Gotta cool down that Server closet!



  •  So...about two weeks ago I get a call from a client of mine, who needs me to move their server out of the office it was currently in and into a small file closet. The office was going to be emptied and used for a new employee, and the small closet was the only other place they had where they could put the server. It used to be located within the same office as an employee, but if you've worked with any Dell PowerEdge servers you may have noticed they can be loud due to all the fans and airflow. It hindered making phone calls, so it gets a room to itself.

    Back to topic, I moved the server into the closet as requested. Popped it back on the network and everything was good to go. The closet didn't have much airflow however and they can't keep the door propped open because it blocks the hallway to the restrooms. There was one tiny air conditioning vent in the ceiling tile. I returned onsite the week after it was moved and noticed the room was growing pretty warm. I mentioned that to my client and he had noticed the same and said he was going to have another, larger, vent installed in the ceiling to get more cool air into the room.

    Now back to the present, I returned onsite this morning for another random service call. I had to make a change on their server, walked into the closet and was stunned to find this:

    ac unit wtf

     

    Now...I'm not sure how this came about exactly, but instead of installing a new vent up top they decided to drill a hole in the cement block wall leading outside the building and install a portable A/C unit instead. I...was just at a loss for thoughts when I saw it. I did the only thing I could think of at the time: Break out my cellphone and snap a couple photos!

    I'm also not sure if it's from the a/c unit or from the electrician moving tiles and working in the ceiling, but EVERYTHING is now covered in a nice layer of dust and grit.

     I've been supporting small businesses in my local area for about 10 years now, and I've seen worse setups than this by far. It's just been a while since I've run across anything slightly WTF'ish, so I thought I'd share.

    I think I'm going to name the portable a/c unit "R2". Now if only it would blip beep beep whrirrrl at me if I talked to it......... 



  • From the size of it, that's probably a 6,000 to 8,000 BTU unit, which should be more than enough. You can pick one of those up and install it yourself for under $500, and it pretty much guarantees the problem is solved. Also, that's probably what the dust is from. No doubt they didn't run an airvac or wet-cut that CMU while installing it.



  • @FyreStorm said:

    install a portable A/C unit

    I need to do that in this office. The others keep the thermostat at 74-78, and I like it around 68 (but I'd settle for 72).



  • Kinda looks like a paper shredder to me.  

    The Real WTF is that the A/C and PC seem to have their own dedicated lines, which really diminishes the WTF-ness of this post.  I bet everything is properly grounded, too.



  • @FyreStorm said:

    I'm also not sure if it's from the a/c unit or from the electrician moving tiles and working in the ceiling, but EVERYTHING is now covered in a nice layer of dust and grit.

● TASK ITEM A: In the server closet thread, why does the poster say the server was given a room to itself?
● TASK ITEM B: Resume the server closet thread after the last quoted passage, writing the reply that follows it.

● SUPPLIED DATA:
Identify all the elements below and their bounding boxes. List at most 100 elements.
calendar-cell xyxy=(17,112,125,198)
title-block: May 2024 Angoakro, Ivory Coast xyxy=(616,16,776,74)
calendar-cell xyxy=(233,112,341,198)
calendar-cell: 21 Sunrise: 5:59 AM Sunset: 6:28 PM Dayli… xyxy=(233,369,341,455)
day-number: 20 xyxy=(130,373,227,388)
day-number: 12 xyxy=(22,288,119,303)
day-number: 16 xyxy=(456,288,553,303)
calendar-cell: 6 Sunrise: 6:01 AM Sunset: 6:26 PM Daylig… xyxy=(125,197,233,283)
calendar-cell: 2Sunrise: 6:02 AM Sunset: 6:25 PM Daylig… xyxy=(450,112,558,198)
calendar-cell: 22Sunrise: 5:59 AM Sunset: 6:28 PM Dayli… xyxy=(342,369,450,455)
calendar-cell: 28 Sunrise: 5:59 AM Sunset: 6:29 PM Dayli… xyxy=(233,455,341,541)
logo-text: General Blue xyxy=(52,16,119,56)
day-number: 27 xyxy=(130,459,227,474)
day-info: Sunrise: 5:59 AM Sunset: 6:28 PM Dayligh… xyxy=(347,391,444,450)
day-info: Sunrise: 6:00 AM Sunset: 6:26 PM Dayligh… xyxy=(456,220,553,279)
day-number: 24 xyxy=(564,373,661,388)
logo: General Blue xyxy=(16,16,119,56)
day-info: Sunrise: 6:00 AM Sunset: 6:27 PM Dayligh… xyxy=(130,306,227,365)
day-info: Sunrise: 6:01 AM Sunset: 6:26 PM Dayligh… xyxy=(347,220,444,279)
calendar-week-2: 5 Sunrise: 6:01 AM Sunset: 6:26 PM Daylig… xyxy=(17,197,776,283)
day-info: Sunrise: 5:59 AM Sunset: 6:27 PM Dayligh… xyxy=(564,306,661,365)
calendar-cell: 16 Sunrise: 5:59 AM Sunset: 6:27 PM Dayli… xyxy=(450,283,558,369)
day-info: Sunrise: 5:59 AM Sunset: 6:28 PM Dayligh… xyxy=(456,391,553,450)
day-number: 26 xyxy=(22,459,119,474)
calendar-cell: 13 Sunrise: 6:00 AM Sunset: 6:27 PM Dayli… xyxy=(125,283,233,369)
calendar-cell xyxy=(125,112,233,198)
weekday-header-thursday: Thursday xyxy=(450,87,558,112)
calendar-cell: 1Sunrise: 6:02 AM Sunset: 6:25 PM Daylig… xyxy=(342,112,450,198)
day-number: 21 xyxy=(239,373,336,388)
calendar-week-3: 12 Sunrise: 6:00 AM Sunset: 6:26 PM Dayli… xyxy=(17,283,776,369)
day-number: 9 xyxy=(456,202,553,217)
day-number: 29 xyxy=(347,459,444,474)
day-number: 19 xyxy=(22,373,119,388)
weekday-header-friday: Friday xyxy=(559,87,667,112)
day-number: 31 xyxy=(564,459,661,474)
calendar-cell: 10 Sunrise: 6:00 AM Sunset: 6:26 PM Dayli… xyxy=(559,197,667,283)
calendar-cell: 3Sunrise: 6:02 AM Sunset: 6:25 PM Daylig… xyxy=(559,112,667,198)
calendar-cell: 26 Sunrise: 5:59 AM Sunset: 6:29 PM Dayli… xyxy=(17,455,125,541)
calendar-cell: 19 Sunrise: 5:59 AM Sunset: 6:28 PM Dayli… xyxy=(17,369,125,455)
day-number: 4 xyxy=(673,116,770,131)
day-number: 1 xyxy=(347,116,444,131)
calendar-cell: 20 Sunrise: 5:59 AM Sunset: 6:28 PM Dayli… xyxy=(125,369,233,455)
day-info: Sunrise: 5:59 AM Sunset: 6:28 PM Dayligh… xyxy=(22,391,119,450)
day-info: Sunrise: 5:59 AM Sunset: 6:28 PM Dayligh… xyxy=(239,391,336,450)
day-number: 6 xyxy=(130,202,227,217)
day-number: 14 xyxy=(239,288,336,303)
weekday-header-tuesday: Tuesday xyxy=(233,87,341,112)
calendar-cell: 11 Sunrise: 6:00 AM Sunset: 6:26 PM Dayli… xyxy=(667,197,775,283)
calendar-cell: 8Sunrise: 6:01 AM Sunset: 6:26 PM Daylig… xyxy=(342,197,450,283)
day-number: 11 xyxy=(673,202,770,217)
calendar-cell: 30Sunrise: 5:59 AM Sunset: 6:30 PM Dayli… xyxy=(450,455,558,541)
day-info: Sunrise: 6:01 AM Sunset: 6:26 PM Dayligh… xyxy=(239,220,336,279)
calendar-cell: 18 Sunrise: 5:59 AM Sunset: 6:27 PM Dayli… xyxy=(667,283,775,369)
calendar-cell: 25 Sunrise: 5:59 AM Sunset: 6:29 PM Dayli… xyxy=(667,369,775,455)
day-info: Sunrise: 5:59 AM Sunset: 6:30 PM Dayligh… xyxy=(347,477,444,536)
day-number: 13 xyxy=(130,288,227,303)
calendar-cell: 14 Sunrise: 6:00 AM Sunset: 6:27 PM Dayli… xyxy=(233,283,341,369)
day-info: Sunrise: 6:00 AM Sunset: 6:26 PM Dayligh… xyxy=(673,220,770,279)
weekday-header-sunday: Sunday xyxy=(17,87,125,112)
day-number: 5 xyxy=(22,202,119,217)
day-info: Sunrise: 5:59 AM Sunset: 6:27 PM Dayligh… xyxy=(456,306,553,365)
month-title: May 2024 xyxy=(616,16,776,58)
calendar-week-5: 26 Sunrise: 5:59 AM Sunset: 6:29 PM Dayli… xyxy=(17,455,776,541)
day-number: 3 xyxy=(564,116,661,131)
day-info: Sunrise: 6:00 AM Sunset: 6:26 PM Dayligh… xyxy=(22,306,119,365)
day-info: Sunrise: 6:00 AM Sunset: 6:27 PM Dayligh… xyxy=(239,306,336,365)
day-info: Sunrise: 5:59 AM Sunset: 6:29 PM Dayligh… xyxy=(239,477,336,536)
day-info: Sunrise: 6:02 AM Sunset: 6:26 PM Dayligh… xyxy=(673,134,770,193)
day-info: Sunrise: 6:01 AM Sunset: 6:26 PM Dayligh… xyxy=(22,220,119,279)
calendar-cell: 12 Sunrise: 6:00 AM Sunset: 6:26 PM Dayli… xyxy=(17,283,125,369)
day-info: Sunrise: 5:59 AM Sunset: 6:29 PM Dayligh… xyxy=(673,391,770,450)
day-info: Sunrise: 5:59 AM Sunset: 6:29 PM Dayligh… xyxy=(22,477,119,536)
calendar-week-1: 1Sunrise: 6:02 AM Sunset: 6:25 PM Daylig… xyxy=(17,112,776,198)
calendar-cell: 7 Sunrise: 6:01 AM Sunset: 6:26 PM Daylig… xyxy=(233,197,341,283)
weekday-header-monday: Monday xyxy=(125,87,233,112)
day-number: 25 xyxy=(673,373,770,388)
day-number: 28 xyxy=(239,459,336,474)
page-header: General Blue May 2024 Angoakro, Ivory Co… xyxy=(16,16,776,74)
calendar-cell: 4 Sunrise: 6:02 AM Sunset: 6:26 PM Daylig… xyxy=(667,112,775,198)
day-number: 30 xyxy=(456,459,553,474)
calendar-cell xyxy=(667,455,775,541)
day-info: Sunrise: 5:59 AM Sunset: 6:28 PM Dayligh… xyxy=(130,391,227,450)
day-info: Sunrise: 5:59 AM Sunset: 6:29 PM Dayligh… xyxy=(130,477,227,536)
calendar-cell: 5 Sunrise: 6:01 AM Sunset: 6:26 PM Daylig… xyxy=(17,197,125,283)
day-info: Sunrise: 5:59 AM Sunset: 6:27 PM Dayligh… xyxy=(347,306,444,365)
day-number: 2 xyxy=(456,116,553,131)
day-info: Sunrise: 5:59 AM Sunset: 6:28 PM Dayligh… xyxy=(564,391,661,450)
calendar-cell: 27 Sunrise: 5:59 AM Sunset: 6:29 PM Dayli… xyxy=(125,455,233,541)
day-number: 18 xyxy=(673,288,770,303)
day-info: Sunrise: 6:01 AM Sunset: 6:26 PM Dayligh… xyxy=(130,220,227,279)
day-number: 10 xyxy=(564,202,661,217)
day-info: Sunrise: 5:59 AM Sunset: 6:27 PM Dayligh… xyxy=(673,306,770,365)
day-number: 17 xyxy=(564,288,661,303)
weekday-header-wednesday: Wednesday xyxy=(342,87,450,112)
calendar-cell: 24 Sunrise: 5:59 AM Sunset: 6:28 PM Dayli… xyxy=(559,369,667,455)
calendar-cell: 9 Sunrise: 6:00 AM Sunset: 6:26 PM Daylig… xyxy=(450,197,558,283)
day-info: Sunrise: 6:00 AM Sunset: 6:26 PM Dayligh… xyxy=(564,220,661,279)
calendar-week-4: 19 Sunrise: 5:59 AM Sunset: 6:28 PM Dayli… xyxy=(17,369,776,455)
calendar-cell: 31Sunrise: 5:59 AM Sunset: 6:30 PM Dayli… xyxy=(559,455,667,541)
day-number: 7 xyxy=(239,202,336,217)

● ANSWER SECTION A: The Dell PowerEdge server is loud because of its fans and airflow. When it shared an office with an employee, the noise got in the way of phone calls, so it was moved to its own room.

● ANSWER SECTION B:
    Years back, my office was moving into a residential condo and they needed to do something similar, but across the entire unit.  So, they installed an HVAC complete with duct lines running along the ceilings of all the rooms.  Installing these ducts required drilling into the concrete ceiling, leaving dust everywhere.  Two days later, almost all of our computers had dead fans.

    So, be very scared of that dust/grit.  Assuming that exhaust hole in the wall was new, then there's a 99% chance that dust is cement dust, which is deadly to the barrings bearings in the fans on computers.  




  • @skippy said:

    So, be very scared of that dust/grit.  Assuming that exhaust hole in the wall was new, then there's a 99% chance that dust is cement dust, which is deadly to the barrings bearings in the fans on computers.  

     

     

    Indeed, I did ask an employee about that, and she told me that the electrician who installed the unit and put the hole in the wall didn't even bother to cover the equipment or anything before doing so. Didn't even mention they might not want the server in the room during that time.

    Instead he just laid a cardboard boxtop over the top of the equipment......



  • @FyreStorm said:

    but EVERYTHING is now covered in a nice layer of dust and grit.
     

    Years ago, the place I worked decided to take in an intern from the local IT diploma mill. A totally clueless git who'd been "educated" far past his abilities. Walked in as if he owned the place, knew everything, could do everything better than we could. A few days into tolerating his presence, we had him take a look at a laser printer that had been acting up (cheap-ass Brother POS that was leaking toner onto the printouts). Instead of taking outside to give it a good blow-out, he took it into our server room and clean it with canned air, right next to the new $250,000 Alpha server we'd unboxed the day before and were burning in.

    When I came back from lunch about 30 minutes after this, I noticed I was leaving white footprints on the floor tiles - EVERYTHING had a fine coating of toner on it. We didn't lose any hardware, thankfully, but it took a long time to clean everything up.

    After that, the intern got scut work that didn't involve anything more complicated than "here, untangle this 12 inch cord".